(Items from a dataset)
========================================================================

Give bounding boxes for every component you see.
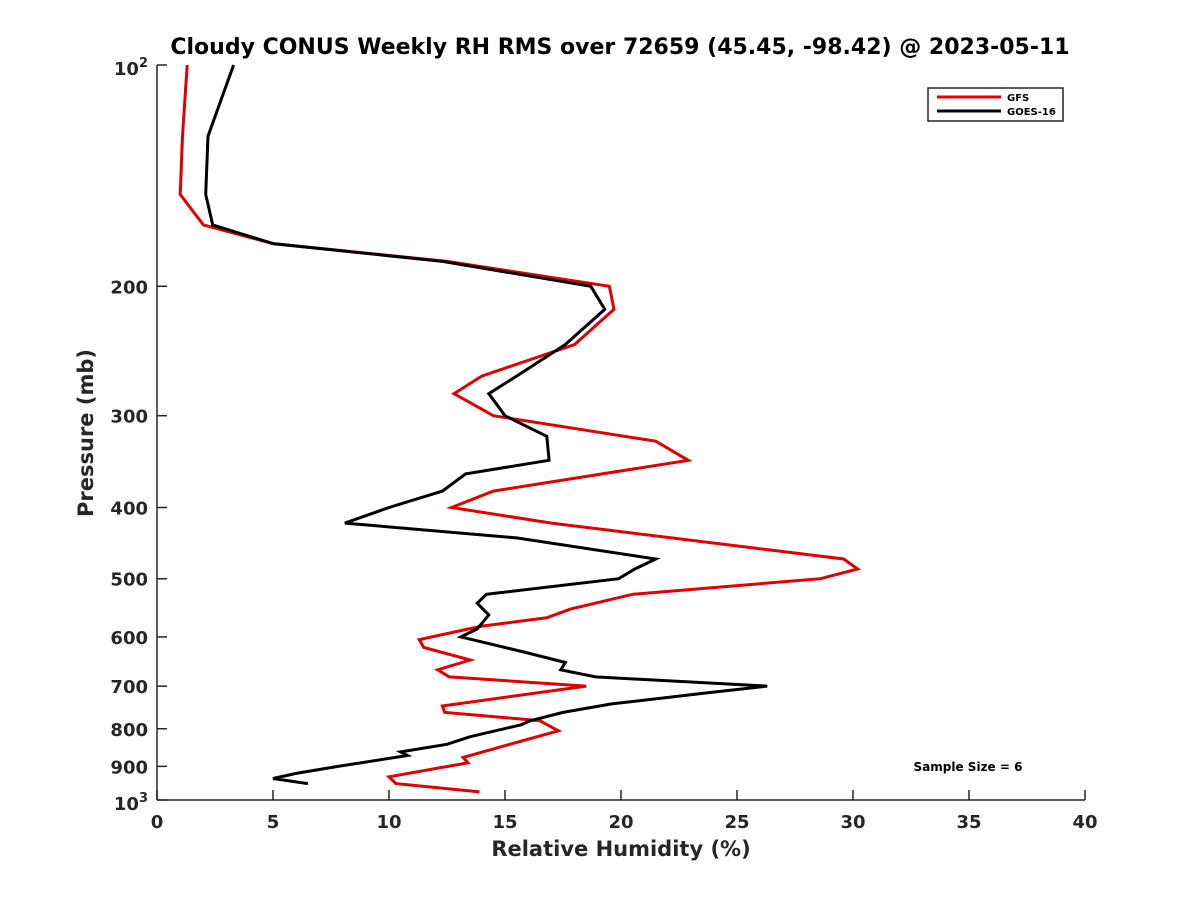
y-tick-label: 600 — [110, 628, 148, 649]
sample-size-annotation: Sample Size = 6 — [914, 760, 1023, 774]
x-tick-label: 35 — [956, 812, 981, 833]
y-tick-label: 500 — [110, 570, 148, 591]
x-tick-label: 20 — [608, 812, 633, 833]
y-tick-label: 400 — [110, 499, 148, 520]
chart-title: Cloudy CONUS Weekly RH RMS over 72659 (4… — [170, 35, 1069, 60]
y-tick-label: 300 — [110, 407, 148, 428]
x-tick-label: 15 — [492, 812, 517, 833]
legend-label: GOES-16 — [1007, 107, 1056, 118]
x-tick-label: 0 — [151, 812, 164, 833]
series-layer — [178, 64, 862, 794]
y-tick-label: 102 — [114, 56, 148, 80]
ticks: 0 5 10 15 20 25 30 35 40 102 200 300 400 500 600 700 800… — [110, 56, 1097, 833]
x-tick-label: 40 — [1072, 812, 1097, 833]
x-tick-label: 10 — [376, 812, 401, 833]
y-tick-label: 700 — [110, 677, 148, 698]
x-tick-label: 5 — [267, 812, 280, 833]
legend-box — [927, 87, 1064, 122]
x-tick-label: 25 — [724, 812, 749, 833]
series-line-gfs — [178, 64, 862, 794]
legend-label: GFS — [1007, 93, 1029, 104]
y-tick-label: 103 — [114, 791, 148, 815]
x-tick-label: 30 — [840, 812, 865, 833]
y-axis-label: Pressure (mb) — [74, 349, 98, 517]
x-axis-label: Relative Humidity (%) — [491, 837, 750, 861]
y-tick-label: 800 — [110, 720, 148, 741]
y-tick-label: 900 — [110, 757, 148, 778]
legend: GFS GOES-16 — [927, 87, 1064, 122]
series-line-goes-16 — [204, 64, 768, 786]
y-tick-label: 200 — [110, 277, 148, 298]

========================================================================

Update the lines from the one containing "y-tick-label: 600 — [110, 628, 148, 649]" through the one containing "y-tick-label: 102 — [114, 56, 148, 80]", inclusive, changing "x-tick-label" to "x-axis-tick" and leaving everything else the same.

- [Task solution]
y-tick-label: 600 — [110, 628, 148, 649]
sample-size-annotation: Sample Size = 6 — [914, 760, 1023, 774]
x-axis-tick: 35 — [956, 812, 981, 833]
y-tick-label: 500 — [110, 570, 148, 591]
x-axis-tick: 20 — [608, 812, 633, 833]
y-tick-label: 400 — [110, 499, 148, 520]
chart-title: Cloudy CONUS Weekly RH RMS over 72659 (4… — [170, 35, 1069, 60]
y-tick-label: 300 — [110, 407, 148, 428]
x-axis-tick: 15 — [492, 812, 517, 833]
legend-label: GOES-16 — [1007, 107, 1056, 118]
x-axis-tick: 0 — [151, 812, 164, 833]
series-layer — [178, 64, 862, 794]
y-tick-label: 102 — [114, 56, 148, 80]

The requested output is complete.